§ **TASK TO CARRY OUT**: Without the pictures, return all of the material exactly as written.
━━━━━ DATA SHOWN ━━━━━
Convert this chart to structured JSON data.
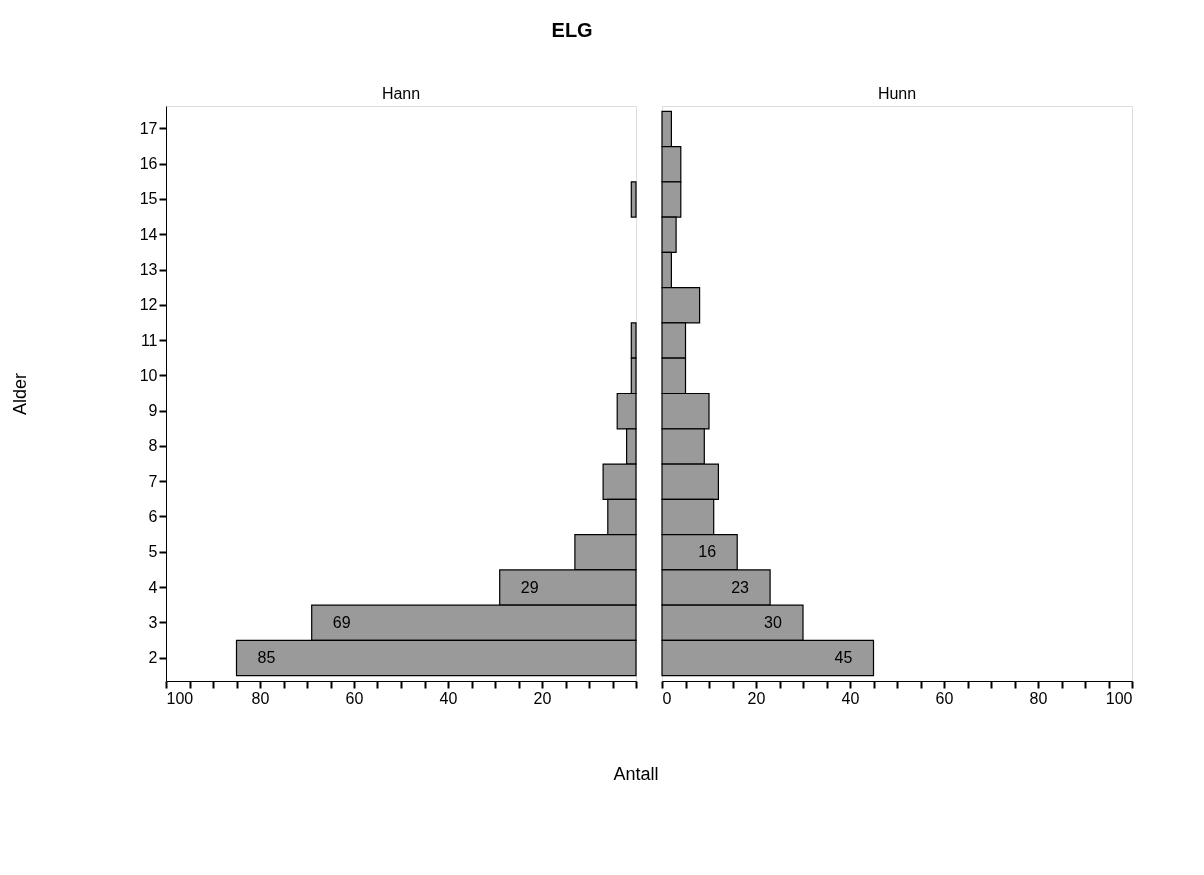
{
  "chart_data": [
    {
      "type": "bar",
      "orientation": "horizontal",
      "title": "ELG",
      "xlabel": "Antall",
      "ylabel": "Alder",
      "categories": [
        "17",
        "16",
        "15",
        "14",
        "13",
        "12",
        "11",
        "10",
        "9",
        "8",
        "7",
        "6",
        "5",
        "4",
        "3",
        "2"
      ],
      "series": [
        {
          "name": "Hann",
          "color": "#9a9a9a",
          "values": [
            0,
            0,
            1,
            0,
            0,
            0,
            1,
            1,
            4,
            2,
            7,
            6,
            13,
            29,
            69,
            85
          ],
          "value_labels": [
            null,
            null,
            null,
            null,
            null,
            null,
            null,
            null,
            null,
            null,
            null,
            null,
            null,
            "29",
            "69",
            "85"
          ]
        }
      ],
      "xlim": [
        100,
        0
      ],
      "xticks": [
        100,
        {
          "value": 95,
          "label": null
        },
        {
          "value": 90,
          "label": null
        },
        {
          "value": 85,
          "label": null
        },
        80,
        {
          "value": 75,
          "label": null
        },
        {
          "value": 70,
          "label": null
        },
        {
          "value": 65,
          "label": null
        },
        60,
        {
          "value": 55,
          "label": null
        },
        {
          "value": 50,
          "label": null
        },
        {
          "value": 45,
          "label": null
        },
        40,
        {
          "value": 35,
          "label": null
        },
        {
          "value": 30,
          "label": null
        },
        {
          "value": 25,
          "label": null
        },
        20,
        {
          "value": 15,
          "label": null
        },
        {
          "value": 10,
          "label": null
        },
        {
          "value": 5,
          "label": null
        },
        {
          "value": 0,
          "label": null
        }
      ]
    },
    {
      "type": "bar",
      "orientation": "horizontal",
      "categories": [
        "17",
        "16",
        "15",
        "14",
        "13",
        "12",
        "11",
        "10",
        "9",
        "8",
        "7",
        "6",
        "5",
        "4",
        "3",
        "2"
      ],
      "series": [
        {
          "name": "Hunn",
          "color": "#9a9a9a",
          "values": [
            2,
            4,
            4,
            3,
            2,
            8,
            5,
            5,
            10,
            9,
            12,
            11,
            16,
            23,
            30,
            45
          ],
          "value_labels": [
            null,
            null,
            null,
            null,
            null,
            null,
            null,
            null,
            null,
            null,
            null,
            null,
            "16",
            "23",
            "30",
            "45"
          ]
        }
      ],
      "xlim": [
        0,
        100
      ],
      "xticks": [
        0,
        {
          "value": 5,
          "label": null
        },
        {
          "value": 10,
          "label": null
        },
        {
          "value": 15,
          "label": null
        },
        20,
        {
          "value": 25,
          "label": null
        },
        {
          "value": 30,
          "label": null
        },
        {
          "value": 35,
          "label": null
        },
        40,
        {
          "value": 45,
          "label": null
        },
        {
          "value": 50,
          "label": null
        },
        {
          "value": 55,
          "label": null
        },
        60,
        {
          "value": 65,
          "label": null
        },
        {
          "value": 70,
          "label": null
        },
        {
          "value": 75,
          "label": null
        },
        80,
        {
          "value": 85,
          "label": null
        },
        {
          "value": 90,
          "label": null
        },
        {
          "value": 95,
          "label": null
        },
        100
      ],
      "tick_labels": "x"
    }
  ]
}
━━━━━
§ **WRITTEN ANSWER**:
Convert this chart to structured JSON data.
{
  "chart_data": [
    {
      "type": "bar",
      "orientation": "horizontal",
      "title": "ELG",
      "xlabel": "Antall",
      "ylabel": "Alder",
      "categories": [
        "17",
        "16",
        "15",
        "14",
        "13",
        "12",
        "11",
        "10",
        "9",
        "8",
        "7",
        "6",
        "5",
        "4",
        "3",
        "2"
      ],
      "series": [
        {
          "name": "Hann",
          "color": "#9a9a9a",
          "values": [
            0,
            0,
            1,
            0,
            0,
            0,
            1,
            1,
            4,
            2,
            7,
            6,
            13,
            29,
            69,
            85
          ],
          "value_labels": [
            null,
            null,
            null,
            null,
            null,
            null,
            null,
            null,
            null,
            null,
            null,
            null,
            null,
            "29",
            "69",
            "85"
          ]
        }
      ],
      "xlim": [
        100,
        0
      ],
      "xticks": [
        100,
        {
          "value": 95,
          "label": null
        },
        {
          "value": 90,
          "label": null
        },
        {
          "value": 85,
          "label": null
        },
        80,
        {
          "value": 75,
          "label": null
        },
        {
          "value": 70,
          "label": null
        },
        {
          "value": 65,
          "label": null
        },
        60,
        {
          "value": 55,
          "label": null
        },
        {
          "value": 50,
          "label": null
        },
        {
          "value": 45,
          "label": null
        },
        40,
        {
          "value": 35,
          "label": null
        },
        {
          "value": 30,
          "label": null
        },
        {
          "value": 25,
          "label": null
        },
        20,
        {
          "value": 15,
          "label": null
        },
        {
          "value": 10,
          "label": null
        },
        {
          "value": 5,
          "label": null
        },
        {
          "value": 0,
          "label": null
        }
      ]
    },
    {
      "type": "bar",
      "orientation": "horizontal",
      "categories": [
        "17",
        "16",
        "15",
        "14",
        "13",
        "12",
        "11",
        "10",
        "9",
        "8",
        "7",
        "6",
        "5",
        "4",
        "3",
        "2"
      ],
      "series": [
        {
          "name": "Hunn",
          "color": "#9a9a9a",
          "values": [
            2,
            4,
            4,
            3,
            2,
            8,
            5,
            5,
            10,
            9,
            12,
            11,
            16,
            23,
            30,
            45
          ],
          "value_labels": [
            null,
            null,
            null,
            null,
            null,
            null,
            null,
            null,
            null,
            null,
            null,
            null,
            "16",
            "23",
            "30",
            "45"
          ]
        }
      ],
      "xlim": [
        0,
        100
      ],
      "xticks": [
        0,
        {
          "value": 5,
          "label": null
        },
        {
          "value": 10,
          "label": null
        },
        {
          "value": 15,
          "label": null
        },
        20,
        {
          "value": 25,
          "label": null
        },
        {
          "value": 30,
          "label": null
        },
        {
          "value": 35,
          "label": null
        },
        40,
        {
          "value": 45,
          "label": null
        },
        {
          "value": 50,
          "label": null
        },
        {
          "value": 55,
          "label": null
        },
        60,
        {
          "value": 65,
          "label": null
        },
        {
          "value": 70,
          "label": null
        },
        {
          "value": 75,
          "label": null
        },
        80,
        {
          "value": 85,
          "label": null
        },
        {
          "value": 90,
          "label": null
        },
        {
          "value": 95,
          "label": null
        },
        100
      ],
      "tick_labels": "x"
    }
  ]
}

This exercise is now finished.